[Data items]
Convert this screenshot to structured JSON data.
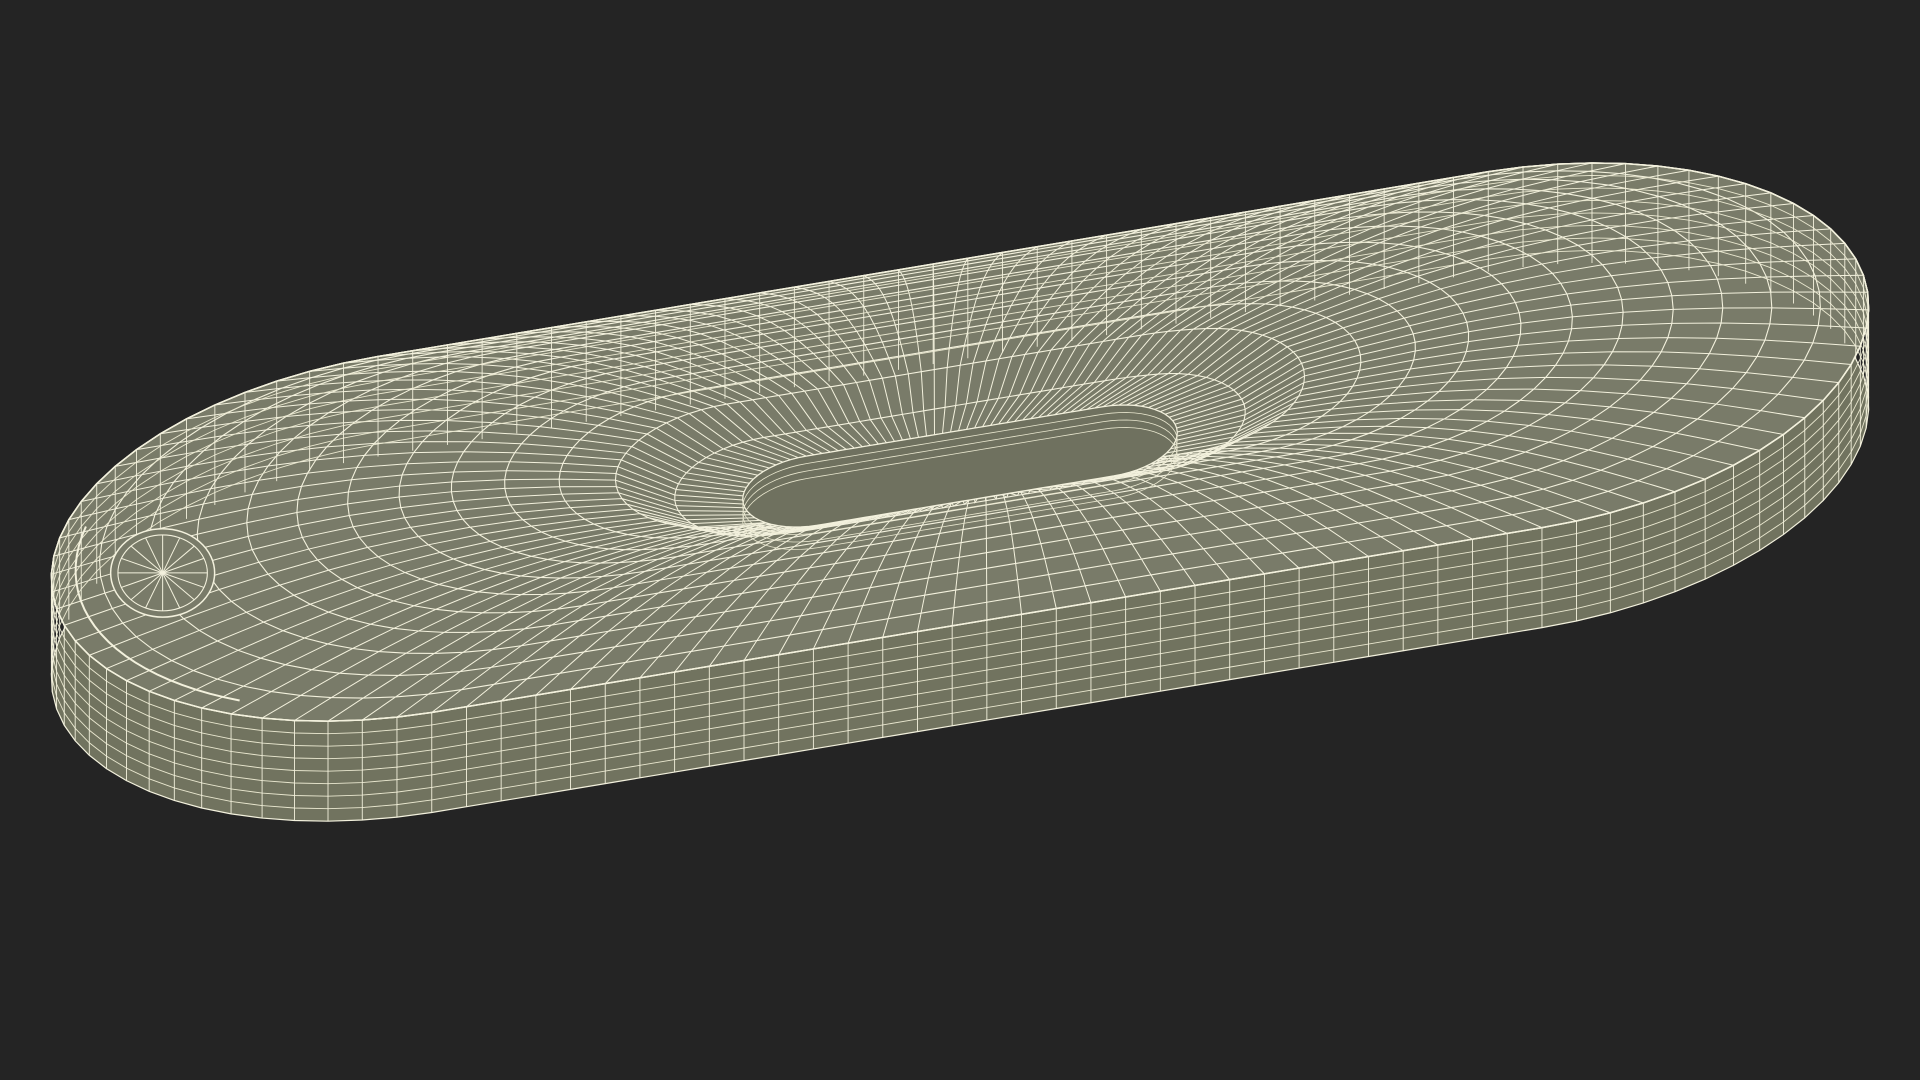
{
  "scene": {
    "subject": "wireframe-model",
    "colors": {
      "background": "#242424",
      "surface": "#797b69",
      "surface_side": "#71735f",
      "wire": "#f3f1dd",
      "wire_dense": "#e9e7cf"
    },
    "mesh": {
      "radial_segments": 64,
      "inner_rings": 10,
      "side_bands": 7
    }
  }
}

**WHAT YOU SHOULD DO**. Retype the data above exactly; pictures are not part of the copy.

**COMPLETE OUTPUT**.
Convert this screenshot to structured JSON data.
{
  "scene": {
    "subject": "wireframe-model",
    "colors": {
      "background": "#242424",
      "surface": "#797b69",
      "surface_side": "#71735f",
      "wire": "#f3f1dd",
      "wire_dense": "#e9e7cf"
    },
    "mesh": {
      "radial_segments": 64,
      "inner_rings": 10,
      "side_bands": 7
    }
  }
}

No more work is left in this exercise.